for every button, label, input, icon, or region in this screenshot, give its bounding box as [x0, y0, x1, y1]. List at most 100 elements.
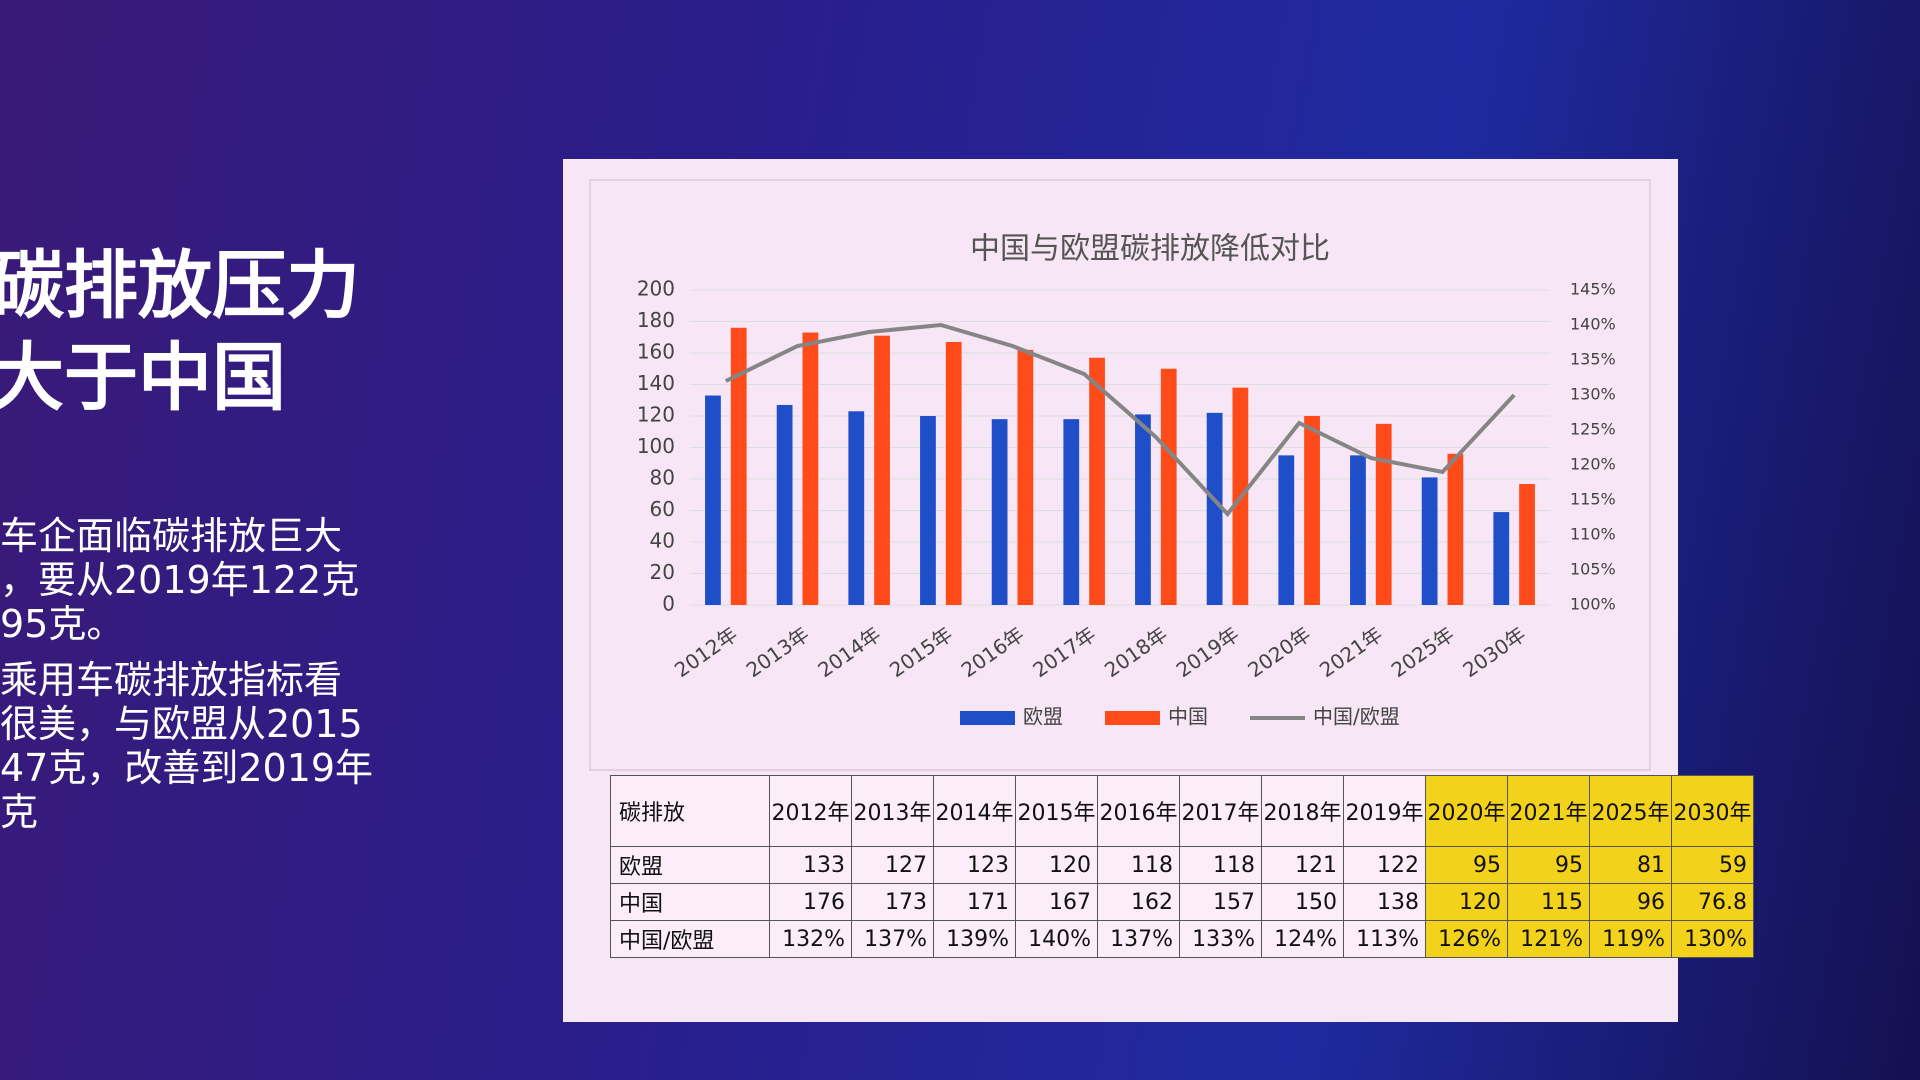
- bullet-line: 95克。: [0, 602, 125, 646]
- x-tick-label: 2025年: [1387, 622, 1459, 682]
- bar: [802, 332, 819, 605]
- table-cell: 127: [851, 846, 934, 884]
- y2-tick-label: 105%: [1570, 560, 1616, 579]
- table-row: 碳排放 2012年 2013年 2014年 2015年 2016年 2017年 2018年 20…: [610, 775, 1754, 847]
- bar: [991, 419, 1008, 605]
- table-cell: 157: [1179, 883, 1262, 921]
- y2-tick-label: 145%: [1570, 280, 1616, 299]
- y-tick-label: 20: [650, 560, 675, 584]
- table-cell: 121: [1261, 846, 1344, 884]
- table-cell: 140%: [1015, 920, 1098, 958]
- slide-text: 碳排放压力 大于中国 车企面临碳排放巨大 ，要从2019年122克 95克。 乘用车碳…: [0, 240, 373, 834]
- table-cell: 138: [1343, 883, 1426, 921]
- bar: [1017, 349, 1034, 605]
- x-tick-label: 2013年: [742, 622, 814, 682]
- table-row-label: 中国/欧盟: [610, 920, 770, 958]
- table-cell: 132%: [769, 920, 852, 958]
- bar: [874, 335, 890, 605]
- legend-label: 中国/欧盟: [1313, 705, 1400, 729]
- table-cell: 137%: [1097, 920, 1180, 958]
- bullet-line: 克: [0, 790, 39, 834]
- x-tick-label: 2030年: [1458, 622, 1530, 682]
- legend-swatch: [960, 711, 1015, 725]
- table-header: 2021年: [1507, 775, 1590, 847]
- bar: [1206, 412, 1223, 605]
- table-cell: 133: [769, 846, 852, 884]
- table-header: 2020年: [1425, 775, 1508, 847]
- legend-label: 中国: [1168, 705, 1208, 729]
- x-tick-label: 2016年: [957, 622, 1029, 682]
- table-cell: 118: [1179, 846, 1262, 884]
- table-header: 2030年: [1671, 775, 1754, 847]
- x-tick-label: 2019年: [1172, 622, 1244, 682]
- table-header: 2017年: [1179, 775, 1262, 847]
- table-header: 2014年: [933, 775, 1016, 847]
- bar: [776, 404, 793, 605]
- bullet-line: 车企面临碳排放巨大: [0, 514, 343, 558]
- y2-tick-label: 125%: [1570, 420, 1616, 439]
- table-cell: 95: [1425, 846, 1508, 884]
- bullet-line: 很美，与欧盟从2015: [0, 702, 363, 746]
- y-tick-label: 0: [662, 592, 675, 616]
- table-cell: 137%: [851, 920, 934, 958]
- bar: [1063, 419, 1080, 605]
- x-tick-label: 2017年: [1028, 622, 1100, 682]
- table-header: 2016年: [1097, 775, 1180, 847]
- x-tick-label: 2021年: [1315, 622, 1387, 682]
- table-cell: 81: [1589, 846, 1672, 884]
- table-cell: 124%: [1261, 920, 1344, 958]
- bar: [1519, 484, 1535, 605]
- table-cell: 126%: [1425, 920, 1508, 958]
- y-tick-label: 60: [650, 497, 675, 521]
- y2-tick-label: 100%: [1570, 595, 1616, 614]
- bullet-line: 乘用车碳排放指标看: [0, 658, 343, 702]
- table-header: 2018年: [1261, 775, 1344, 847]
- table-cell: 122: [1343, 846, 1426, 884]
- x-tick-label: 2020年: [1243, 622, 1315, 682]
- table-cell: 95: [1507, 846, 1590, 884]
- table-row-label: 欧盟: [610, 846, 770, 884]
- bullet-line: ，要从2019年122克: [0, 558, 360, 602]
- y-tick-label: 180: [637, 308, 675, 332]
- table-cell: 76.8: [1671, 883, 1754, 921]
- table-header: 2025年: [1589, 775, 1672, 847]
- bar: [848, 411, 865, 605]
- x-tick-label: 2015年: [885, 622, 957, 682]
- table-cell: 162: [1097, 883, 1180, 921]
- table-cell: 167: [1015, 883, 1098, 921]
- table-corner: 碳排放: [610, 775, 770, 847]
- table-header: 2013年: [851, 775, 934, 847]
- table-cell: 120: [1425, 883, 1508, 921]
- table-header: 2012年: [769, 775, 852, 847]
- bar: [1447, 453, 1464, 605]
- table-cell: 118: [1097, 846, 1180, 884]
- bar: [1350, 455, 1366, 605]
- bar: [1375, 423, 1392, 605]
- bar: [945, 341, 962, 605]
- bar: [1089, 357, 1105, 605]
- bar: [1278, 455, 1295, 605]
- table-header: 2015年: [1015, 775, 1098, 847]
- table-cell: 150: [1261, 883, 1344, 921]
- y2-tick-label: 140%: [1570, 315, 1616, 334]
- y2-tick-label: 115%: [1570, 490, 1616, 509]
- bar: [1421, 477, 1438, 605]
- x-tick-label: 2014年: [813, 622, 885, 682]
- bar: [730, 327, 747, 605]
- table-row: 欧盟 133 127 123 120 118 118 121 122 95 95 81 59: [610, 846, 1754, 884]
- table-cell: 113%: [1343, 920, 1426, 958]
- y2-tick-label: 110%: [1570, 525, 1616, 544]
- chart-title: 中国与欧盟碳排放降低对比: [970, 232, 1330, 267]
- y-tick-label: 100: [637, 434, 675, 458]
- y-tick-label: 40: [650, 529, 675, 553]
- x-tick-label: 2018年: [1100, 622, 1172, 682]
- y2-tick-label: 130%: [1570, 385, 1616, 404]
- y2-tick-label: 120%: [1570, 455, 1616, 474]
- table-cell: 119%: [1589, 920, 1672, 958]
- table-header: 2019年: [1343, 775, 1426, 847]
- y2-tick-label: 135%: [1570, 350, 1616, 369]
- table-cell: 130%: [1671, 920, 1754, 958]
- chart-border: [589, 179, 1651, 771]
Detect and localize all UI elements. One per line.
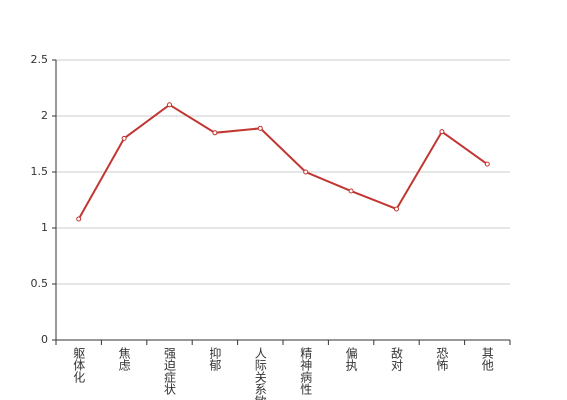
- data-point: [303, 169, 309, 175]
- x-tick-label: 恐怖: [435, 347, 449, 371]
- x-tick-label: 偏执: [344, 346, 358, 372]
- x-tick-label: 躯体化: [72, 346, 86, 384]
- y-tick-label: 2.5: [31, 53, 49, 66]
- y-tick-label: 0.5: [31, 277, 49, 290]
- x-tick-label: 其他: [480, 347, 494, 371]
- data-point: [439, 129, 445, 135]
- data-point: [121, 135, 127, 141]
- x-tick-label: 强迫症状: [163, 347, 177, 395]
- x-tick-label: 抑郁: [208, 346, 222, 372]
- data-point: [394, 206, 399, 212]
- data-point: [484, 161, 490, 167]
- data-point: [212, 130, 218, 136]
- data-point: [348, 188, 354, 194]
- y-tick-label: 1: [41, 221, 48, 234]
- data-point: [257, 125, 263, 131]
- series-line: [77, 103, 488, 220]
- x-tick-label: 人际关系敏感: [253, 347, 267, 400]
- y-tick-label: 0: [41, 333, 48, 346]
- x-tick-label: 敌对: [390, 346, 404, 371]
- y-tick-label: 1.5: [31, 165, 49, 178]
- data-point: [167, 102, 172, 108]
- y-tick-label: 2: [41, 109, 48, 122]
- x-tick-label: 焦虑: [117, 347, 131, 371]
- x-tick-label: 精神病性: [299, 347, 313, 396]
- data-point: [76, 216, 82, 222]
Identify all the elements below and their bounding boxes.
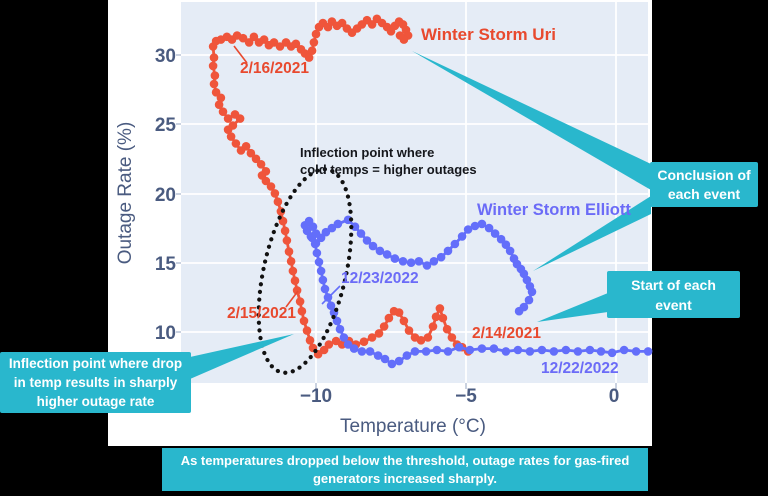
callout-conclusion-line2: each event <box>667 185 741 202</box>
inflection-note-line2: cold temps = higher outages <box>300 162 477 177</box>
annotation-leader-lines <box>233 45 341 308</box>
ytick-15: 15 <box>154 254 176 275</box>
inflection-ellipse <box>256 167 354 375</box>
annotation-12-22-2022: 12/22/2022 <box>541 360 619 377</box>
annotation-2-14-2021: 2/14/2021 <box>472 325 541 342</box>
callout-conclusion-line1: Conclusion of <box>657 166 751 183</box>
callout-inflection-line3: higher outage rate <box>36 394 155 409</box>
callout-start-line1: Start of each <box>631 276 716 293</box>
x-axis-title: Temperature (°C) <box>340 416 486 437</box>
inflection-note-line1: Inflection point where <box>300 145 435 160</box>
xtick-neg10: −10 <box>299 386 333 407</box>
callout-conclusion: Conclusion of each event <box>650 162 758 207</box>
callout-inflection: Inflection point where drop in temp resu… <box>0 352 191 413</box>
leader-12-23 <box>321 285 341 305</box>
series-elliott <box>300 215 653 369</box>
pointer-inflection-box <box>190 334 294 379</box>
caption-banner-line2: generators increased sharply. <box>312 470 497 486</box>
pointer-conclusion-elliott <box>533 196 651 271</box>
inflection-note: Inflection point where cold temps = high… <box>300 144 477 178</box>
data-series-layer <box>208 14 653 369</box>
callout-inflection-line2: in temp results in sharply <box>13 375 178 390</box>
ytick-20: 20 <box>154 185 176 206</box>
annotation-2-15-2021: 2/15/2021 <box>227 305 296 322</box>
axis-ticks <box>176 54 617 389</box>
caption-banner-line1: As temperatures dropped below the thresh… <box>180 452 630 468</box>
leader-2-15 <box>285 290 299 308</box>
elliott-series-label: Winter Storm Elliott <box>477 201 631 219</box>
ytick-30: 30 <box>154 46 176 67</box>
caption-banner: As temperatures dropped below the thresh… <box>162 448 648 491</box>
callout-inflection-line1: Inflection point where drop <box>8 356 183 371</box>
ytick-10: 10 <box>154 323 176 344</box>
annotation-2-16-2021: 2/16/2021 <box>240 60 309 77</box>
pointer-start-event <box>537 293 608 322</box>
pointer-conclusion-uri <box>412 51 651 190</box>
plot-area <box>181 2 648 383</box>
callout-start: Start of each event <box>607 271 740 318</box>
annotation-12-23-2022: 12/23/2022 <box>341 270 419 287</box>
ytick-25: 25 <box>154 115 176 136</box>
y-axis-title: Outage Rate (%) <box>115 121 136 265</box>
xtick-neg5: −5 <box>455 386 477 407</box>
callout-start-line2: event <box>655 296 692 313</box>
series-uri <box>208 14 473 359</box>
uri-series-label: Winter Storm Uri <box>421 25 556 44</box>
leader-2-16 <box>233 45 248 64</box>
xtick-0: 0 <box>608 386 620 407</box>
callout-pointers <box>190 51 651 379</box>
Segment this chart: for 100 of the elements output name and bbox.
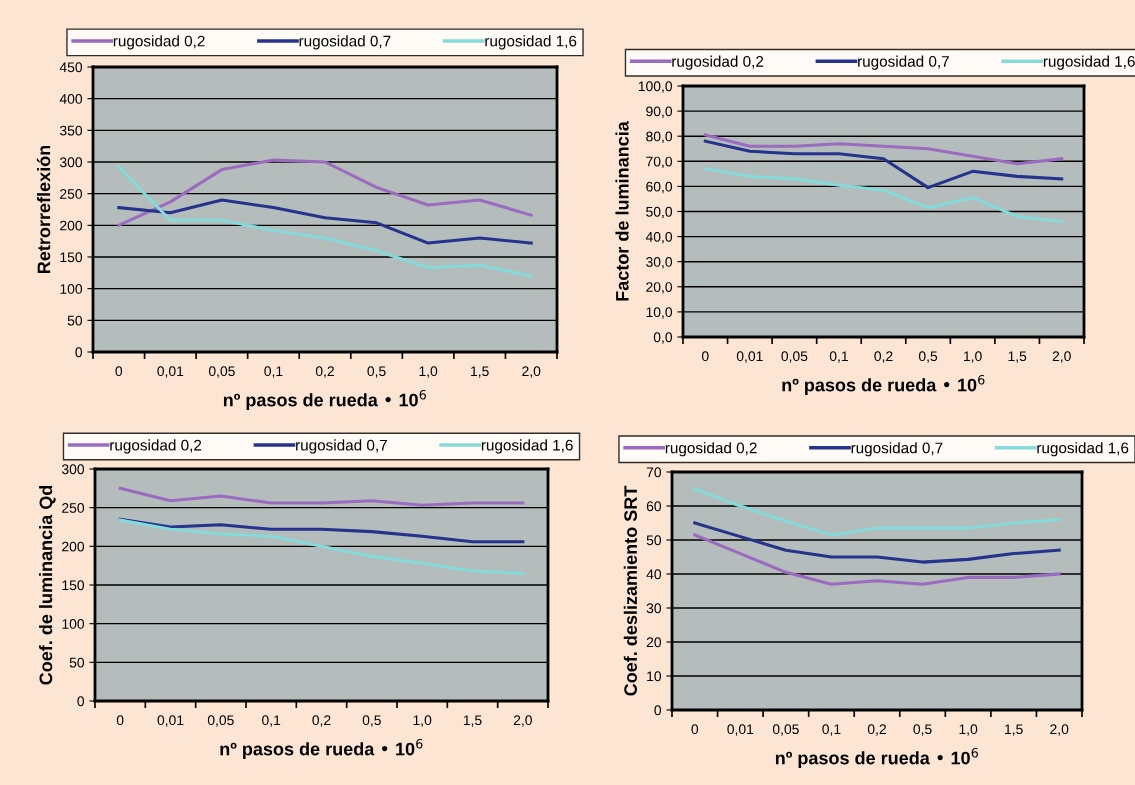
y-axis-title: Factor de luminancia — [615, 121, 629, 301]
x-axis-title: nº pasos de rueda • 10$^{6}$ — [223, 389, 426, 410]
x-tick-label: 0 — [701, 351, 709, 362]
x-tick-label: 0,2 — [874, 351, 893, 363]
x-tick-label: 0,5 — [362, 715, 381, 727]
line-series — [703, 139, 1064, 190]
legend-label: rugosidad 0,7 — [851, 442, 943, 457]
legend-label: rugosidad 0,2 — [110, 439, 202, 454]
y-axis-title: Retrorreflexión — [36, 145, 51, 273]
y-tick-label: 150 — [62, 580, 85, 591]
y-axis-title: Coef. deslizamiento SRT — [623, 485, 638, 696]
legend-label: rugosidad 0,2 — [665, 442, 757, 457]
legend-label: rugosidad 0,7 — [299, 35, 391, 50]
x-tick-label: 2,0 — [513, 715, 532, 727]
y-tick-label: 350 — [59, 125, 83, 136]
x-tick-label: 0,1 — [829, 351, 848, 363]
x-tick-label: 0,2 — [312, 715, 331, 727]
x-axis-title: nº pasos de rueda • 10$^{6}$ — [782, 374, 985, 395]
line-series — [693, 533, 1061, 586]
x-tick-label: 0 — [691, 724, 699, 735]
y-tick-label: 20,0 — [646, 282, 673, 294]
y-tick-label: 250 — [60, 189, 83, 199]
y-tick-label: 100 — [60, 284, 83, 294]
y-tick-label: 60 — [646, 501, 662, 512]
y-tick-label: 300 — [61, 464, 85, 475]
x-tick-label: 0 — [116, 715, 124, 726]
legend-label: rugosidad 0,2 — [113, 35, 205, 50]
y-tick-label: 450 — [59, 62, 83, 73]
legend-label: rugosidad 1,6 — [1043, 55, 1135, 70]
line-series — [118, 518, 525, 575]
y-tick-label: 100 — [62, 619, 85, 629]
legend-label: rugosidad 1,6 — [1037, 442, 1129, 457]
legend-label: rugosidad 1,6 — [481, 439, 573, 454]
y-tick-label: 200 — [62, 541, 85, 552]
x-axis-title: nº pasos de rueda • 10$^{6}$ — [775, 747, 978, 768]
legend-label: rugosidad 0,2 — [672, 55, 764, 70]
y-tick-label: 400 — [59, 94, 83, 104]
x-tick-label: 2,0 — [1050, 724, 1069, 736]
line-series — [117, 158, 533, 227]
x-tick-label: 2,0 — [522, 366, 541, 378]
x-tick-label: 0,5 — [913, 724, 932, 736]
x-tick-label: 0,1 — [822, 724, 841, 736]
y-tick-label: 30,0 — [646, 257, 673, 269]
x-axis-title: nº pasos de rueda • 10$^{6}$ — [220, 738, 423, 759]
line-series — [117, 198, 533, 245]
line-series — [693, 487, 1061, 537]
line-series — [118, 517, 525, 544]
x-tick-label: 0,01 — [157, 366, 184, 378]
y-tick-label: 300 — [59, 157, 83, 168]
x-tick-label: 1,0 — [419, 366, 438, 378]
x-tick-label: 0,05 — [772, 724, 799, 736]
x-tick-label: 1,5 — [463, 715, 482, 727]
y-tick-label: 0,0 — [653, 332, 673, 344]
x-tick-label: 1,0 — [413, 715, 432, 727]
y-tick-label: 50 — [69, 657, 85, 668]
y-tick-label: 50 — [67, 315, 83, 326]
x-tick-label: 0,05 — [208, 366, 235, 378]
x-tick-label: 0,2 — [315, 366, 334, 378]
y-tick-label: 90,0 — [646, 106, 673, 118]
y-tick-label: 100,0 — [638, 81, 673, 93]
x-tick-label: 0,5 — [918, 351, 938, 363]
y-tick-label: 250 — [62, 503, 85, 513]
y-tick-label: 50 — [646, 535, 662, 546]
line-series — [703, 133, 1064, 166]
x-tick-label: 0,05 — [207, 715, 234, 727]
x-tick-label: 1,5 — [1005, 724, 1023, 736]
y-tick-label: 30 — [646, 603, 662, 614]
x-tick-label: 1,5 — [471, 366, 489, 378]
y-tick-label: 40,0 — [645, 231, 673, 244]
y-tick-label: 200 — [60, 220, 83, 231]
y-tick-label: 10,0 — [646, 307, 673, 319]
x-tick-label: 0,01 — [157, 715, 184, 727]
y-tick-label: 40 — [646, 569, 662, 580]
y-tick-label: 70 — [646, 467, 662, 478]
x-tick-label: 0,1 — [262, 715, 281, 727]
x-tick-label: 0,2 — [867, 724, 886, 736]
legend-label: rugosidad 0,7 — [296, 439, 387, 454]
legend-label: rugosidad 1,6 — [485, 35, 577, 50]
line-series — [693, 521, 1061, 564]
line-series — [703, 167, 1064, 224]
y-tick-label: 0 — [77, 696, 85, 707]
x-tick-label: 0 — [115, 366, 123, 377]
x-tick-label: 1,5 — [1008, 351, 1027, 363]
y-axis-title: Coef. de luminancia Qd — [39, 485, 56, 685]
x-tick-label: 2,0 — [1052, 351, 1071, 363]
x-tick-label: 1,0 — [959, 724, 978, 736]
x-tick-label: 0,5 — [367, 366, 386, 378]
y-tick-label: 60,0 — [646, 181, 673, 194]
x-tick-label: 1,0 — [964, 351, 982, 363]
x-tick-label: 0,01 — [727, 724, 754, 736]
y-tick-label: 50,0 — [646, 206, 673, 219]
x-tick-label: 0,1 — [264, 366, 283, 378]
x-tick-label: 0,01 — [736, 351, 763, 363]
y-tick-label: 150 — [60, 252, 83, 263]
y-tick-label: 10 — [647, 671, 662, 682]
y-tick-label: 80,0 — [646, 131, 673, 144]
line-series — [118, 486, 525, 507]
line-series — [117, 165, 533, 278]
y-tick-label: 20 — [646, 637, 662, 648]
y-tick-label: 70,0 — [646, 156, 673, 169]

> [YOUR OBJECTIVE]:
Count how many of the lines above contain the string "callout", treating uppercase and lowercase as distinct, and give only the number.

> [CORRECT RESPONSE]:
11